• EXERCISE BRIEF:
Each line that contains the word "высказывания" counts once; give the total for the records below and nothing else.

• SUPPLIED MATERIAL:

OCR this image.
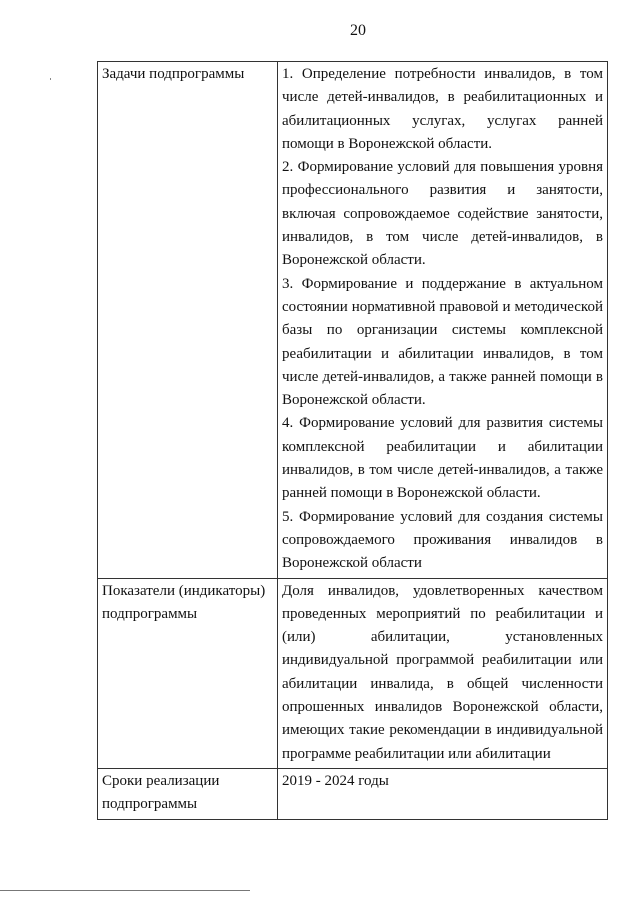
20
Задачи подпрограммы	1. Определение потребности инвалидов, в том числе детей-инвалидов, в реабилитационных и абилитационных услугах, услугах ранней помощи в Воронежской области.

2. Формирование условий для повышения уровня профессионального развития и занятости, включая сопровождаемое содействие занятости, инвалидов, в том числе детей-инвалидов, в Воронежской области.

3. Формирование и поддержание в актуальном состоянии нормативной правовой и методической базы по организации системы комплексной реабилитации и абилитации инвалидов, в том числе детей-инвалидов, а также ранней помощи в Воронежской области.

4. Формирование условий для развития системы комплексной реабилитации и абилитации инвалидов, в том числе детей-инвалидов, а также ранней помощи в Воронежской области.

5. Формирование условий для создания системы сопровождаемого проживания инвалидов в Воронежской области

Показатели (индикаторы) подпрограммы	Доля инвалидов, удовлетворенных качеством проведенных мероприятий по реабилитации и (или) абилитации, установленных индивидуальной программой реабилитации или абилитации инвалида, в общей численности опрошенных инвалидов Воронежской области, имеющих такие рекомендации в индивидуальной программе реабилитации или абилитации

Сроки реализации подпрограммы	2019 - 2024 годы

...

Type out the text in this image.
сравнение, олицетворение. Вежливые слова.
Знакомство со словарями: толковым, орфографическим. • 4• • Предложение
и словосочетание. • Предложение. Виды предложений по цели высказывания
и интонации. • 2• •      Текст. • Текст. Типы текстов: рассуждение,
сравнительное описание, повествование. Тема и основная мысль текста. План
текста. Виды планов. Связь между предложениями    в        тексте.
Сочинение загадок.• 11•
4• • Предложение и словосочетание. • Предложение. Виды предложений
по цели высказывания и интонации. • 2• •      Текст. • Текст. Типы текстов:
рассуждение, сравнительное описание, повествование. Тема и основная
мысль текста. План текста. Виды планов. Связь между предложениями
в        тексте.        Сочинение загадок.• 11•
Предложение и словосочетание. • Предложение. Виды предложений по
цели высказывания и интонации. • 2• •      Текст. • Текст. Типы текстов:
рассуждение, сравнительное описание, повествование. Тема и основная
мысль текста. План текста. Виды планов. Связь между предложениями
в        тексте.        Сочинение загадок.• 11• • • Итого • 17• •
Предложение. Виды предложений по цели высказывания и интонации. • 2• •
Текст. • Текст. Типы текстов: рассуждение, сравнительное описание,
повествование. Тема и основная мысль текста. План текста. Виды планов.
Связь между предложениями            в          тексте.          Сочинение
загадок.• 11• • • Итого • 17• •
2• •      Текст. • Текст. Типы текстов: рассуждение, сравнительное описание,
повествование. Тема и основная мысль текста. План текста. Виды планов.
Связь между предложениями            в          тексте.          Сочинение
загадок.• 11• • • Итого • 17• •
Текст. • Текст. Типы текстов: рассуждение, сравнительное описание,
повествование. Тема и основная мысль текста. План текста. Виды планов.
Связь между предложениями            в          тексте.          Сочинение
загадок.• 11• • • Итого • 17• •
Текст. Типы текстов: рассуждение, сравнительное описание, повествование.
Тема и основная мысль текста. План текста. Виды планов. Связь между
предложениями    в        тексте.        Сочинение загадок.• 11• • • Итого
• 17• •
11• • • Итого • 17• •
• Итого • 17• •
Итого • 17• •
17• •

• EXERCISE ANSWER:
4